▸ Requirement
Reproduce the material word for word; the images stay out.

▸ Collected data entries
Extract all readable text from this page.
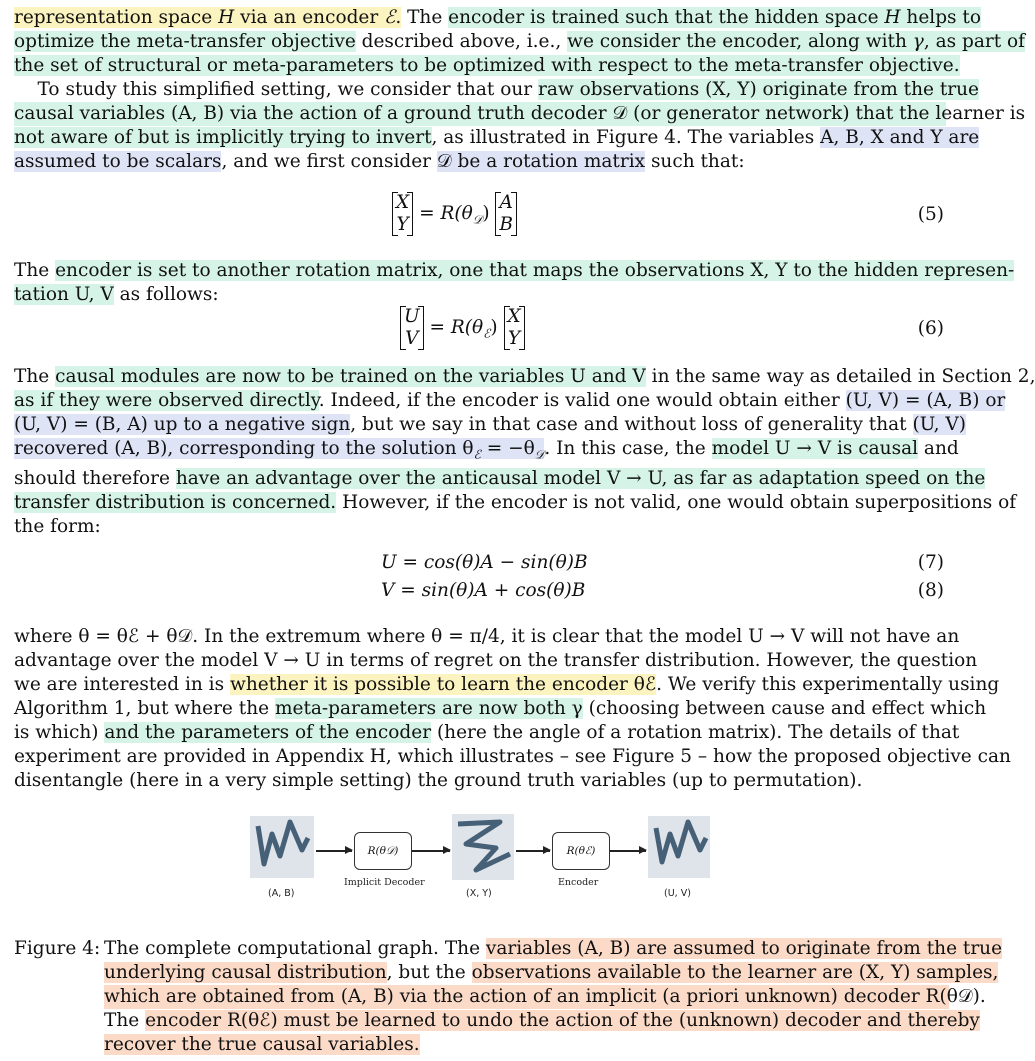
representation space H via an encoder ℰ. The encoder is trained such that the hidden space H helps to
optimize the meta-transfer objective described above, i.e., we consider the encoder, along with γ, as part of
the set of structural or meta-parameters to be optimized with respect to the meta-transfer objective.
To study this simplified setting, we consider that our raw observations (X, Y) originate from the true
causal variables (A, B) via the action of a ground truth decoder 𝒟 (or generator network) that the learner is
not aware of but is implicitly trying to invert, as illustrated in Figure 4. The variables A, B, X and Y are
assumed to be scalars, and we first consider 𝒟 be a rotation matrix such that:
X
$Y = R(\theta_𝒟)$ A
B	(5)
The encoder is set to another rotation matrix, one that maps the observations X, Y to the hidden represen-
tation U, V as follows:
U
$V = R(\theta_ℰ)$ X
Y	(6)
The causal modules are now to be trained on the variables U and V in the same way as detailed in Section 2,
as if they were observed directly. Indeed, if the encoder is valid one would obtain either (U, V) = (A, B) or
(U, V) = (B, A) up to a negative sign, but we say in that case and without loss of generality that (U, V)
recovered (A, B), corresponding to the solution $\theta_ℰ = -\theta_𝒟$. In this case, the model U → V is causal and
should therefore have an advantage over the anticausal model V → U, as far as adaptation speed on the
transfer distribution is concerned. However, if the encoder is not valid, one would obtain superpositions of
the form:
U = cos(θ)A − sin(θ)B	(7)
V = sin(θ)A + cos(θ)B	(8)
where θ = θℰ + θ𝒟. In the extremum where θ = π/4, it is clear that the model U → V will not have an
advantage over the model V → U in terms of regret on the transfer distribution. However, the question
we are interested in is whether it is possible to learn the encoder θℰ. We verify this experimentally using
Algorithm 1, but where the meta-parameters are now both γ (choosing between cause and effect which
is which) and the parameters of the encoder (here the angle of a rotation matrix). The details of that
experiment are provided in Appendix H, which illustrates – see Figure 5 – how the proposed objective can
disentangle (here in a very simple setting) the ground truth variables (up to permutation).
(A, B)
R(θ𝒟)
Implicit Decoder
(X, Y)
R(θℰ)
Encoder
(U, V)
Figure 4: The complete computational graph. The variables (A, B) are assumed to originate from the true
underlying causal distribution, but the observations available to the learner are (X, Y) samples,
which are obtained from (A, B) via the action of an implicit (a priori unknown) decoder R(θ𝒟).
The encoder R(θℰ) must be learned to undo the action of the (unknown) decoder and thereby
recover the true causal variables.
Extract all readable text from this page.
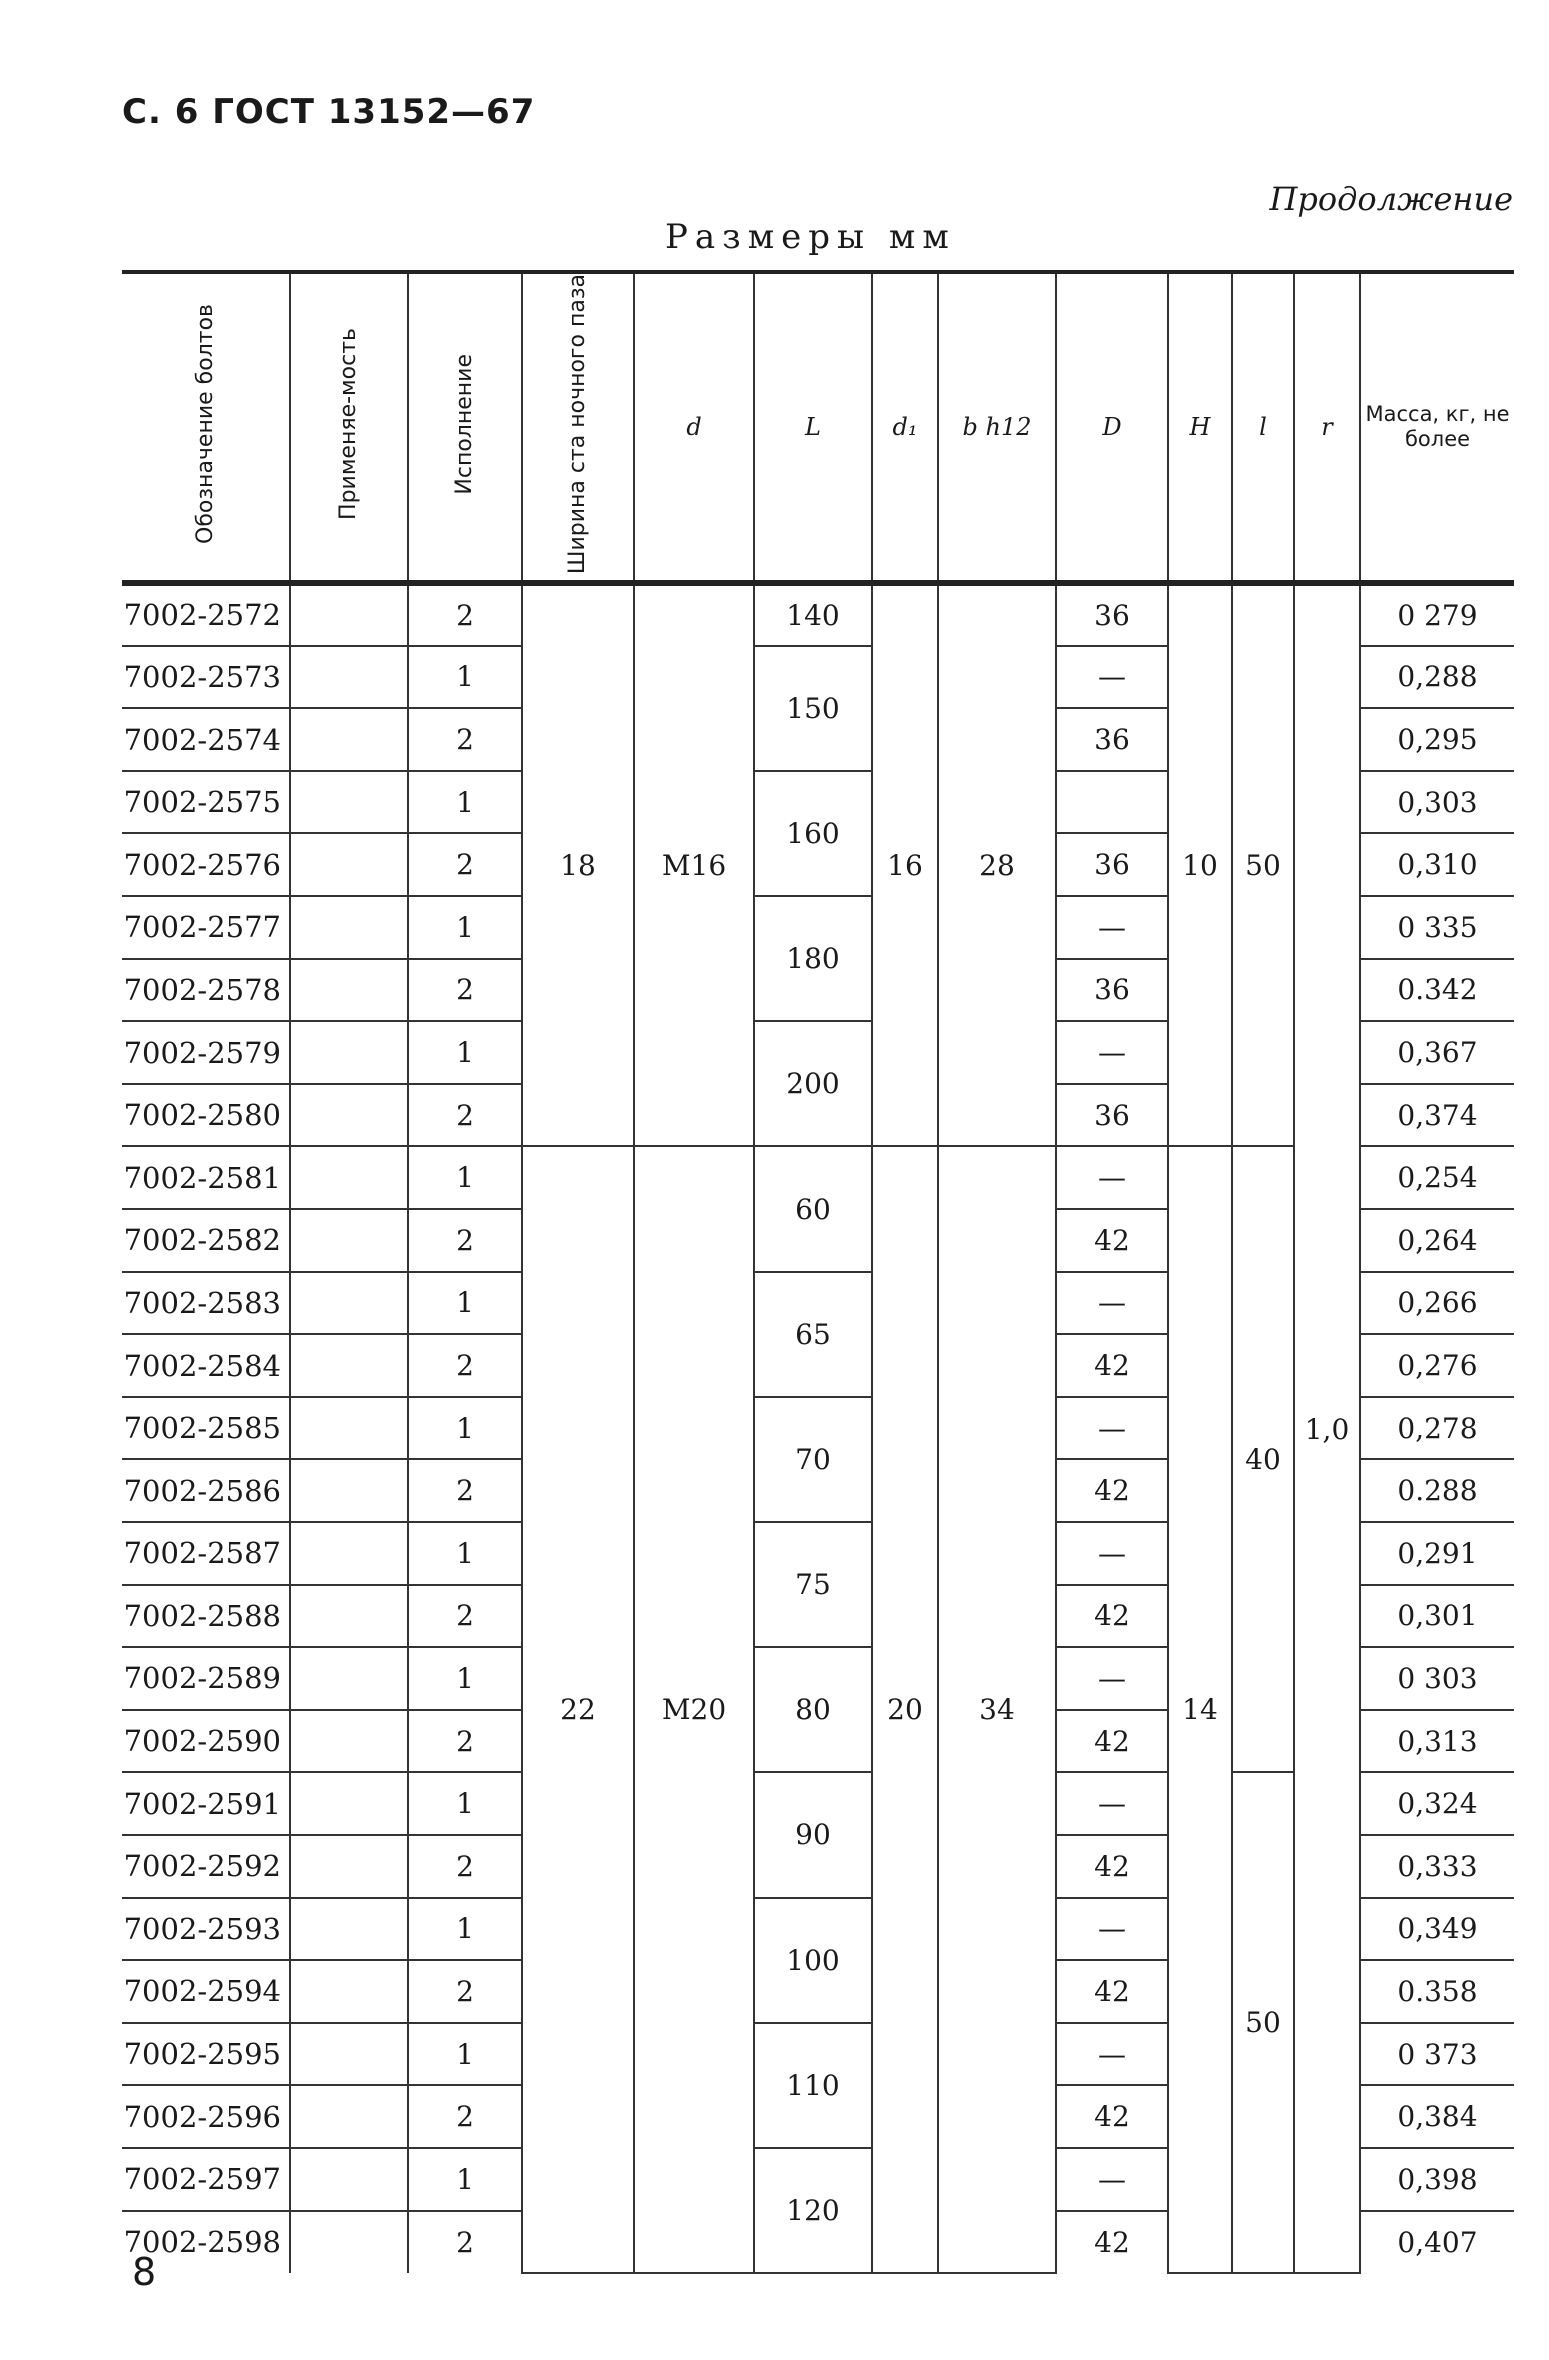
С. 6 ГОСТ 13152—67
Продолжение
Размеры мм
Обозначение болтов	Применяе-мость	Исполнение	Ширина ста ночного паза	d	L	d₁	b h12	D	H	l	r	Масса, кг, не более
7002-2572		2	18	M16	140	16	28	36	10	50	1,0	0 279
7002-2573		1			150			—				0,288
7002-2574		2						36				0,295
7002-2575		1			160							0,303
7002-2576		2						36				0,310
7002-2577		1			180			—				0 335
7002-2578		2						36				0.342
7002-2579		1			200			—				0,367
7002-2580		2						36				0,374
7002-2581		1	22	M20	60	20	34	—	14	40		0,254
7002-2582		2						42				0,264
7002-2583		1			65			—				0,266
7002-2584		2						42				0,276
7002-2585		1			70			—				0,278
7002-2586		2						42				0.288
7002-2587		1			75			—				0,291
7002-2588		2						42				0,301
7002-2589		1			80			—				0 303
7002-2590		2						42				0,313
7002-2591		1			90			—		50		0,324
7002-2592		2						42				0,333
7002-2593		1			100			—				0,349
7002-2594		2						42				0.358
7002-2595		1			110			—				0 373
7002-2596		2						42				0,384
7002-2597		1			120			—				0,398
7002-2598		2						42				0,407
8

▸ Answer to the problem
Extract all readable text from this page.
representation space H via an encoder ℰ. The encoder is trained such that the hidden space H helps to
optimize the meta-transfer objective described above, i.e., we consider the encoder, along with γ, as part of
the set of structural or meta-parameters to be optimized with respect to the meta-transfer objective.
To study this simplified setting, we consider that our raw observations (X, Y) originate from the true
causal variables (A, B) via the action of a ground truth decoder 𝒟 (or generator network) that the learner is
not aware of but is implicitly trying to invert, as illustrated in Figure 4. The variables A, B, X and Y are
assumed to be scalars, and we first consider 𝒟 be a rotation matrix such that:
X
$Y = R(\theta_𝒟)$ A
B	(5)
The encoder is set to another rotation matrix, one that maps the observations X, Y to the hidden represen-
tation U, V as follows:
U
$V = R(\theta_ℰ)$ X
Y	(6)
The causal modules are now to be trained on the variables U and V in the same way as detailed in Section 2,
as if they were observed directly. Indeed, if the encoder is valid one would obtain either (U, V) = (A, B) or
(U, V) = (B, A) up to a negative sign, but we say in that case and without loss of generality that (U, V)
recovered (A, B), corresponding to the solution $\theta_ℰ = -\theta_𝒟$. In this case, the model U → V is causal and
should therefore have an advantage over the anticausal model V → U, as far as adaptation speed on the
transfer distribution is concerned. However, if the encoder is not valid, one would obtain superpositions of
the form:
U = cos(θ)A − sin(θ)B	(7)
V = sin(θ)A + cos(θ)B	(8)
where θ = θℰ + θ𝒟. In the extremum where θ = π/4, it is clear that the model U → V will not have an
advantage over the model V → U in terms of regret on the transfer distribution. However, the question
we are interested in is whether it is possible to learn the encoder θℰ. We verify this experimentally using
Algorithm 1, but where the meta-parameters are now both γ (choosing between cause and effect which
is which) and the parameters of the encoder (here the angle of a rotation matrix). The details of that
experiment are provided in Appendix H, which illustrates – see Figure 5 – how the proposed objective can
disentangle (here in a very simple setting) the ground truth variables (up to permutation).
(A, B)
R(θ𝒟)
Implicit Decoder
(X, Y)
R(θℰ)
Encoder
(U, V)
Figure 4: The complete computational graph. The variables (A, B) are assumed to originate from the true
underlying causal distribution, but the observations available to the learner are (X, Y) samples,
which are obtained from (A, B) via the action of an implicit (a priori unknown) decoder R(θ𝒟).
The encoder R(θℰ) must be learned to undo the action of the (unknown) decoder and thereby
recover the true causal variables.
Extract all readable text from this page.
С. 6 ГОСТ 13152—67
Продолжение
Размеры мм
Обозначение болтов	Применяе-мость	Исполнение	Ширина ста ночного паза	d	L	d₁	b h12	D	H	l	r	Масса, кг, не более
7002-2572		2	18	M16	140	16	28	36	10	50	1,0	0 279
7002-2573		1			150			—				0,288
7002-2574		2						36				0,295
7002-2575		1			160							0,303
7002-2576		2						36				0,310
7002-2577		1			180			—				0 335
7002-2578		2						36				0.342
7002-2579		1			200			—				0,367
7002-2580		2						36				0,374
7002-2581		1	22	M20	60	20	34	—	14	40		0,254
7002-2582		2						42				0,264
7002-2583		1			65			—				0,266
7002-2584		2						42				0,276
7002-2585		1			70			—				0,278
7002-2586		2						42				0.288
7002-2587		1			75			—				0,291
7002-2588		2						42				0,301
7002-2589		1			80			—				0 303
7002-2590		2						42				0,313
7002-2591		1			90			—		50		0,324
7002-2592		2						42				0,333
7002-2593		1			100			—				0,349
7002-2594		2						42				0.358
7002-2595		1			110			—				0 373
7002-2596		2						42				0,384
7002-2597		1			120			—				0,398
7002-2598		2						42				0,407
8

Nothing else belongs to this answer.